Work to complete — Show every line in the records below that contains the word "empresa".

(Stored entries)
-=-=-=-=-
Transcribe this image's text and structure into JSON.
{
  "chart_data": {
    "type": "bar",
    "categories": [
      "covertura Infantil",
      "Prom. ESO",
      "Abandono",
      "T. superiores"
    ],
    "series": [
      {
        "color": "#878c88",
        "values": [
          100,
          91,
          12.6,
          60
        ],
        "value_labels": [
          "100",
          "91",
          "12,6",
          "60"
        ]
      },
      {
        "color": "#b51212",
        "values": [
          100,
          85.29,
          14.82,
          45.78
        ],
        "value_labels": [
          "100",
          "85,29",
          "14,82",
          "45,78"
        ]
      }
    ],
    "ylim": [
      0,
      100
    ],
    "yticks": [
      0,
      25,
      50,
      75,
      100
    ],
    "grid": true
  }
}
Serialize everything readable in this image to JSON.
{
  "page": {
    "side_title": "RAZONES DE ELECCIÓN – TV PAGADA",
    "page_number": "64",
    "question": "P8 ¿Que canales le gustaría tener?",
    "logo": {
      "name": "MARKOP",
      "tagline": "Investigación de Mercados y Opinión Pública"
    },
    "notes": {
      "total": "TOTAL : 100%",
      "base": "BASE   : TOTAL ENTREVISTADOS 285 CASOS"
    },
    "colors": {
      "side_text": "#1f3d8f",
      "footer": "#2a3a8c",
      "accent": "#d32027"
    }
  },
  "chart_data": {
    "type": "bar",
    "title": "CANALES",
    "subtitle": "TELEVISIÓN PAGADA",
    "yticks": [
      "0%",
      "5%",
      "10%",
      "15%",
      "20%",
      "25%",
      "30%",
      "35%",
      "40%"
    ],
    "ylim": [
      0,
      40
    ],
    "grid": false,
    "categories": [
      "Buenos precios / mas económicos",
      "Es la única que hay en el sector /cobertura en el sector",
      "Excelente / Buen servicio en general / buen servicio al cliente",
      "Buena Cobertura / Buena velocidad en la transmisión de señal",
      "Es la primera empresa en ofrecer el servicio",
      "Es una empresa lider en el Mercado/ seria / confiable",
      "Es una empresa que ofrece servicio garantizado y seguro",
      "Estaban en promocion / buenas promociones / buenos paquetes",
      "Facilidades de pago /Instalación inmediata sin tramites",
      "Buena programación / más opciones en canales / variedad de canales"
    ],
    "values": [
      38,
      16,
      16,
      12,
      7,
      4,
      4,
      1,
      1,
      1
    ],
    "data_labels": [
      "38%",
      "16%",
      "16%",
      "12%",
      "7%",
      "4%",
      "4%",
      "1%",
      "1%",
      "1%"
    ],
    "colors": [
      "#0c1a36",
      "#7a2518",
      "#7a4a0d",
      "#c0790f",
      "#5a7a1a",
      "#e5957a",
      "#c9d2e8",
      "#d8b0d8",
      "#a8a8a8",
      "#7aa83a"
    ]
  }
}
-=-=-=-=-
The completed task —
      "Es la primera empresa en ofrecer el servicio",
      "Es una empresa lider en el Mercado/ seria / confiable",
      "Es una empresa que ofrece servicio garantizado y seguro",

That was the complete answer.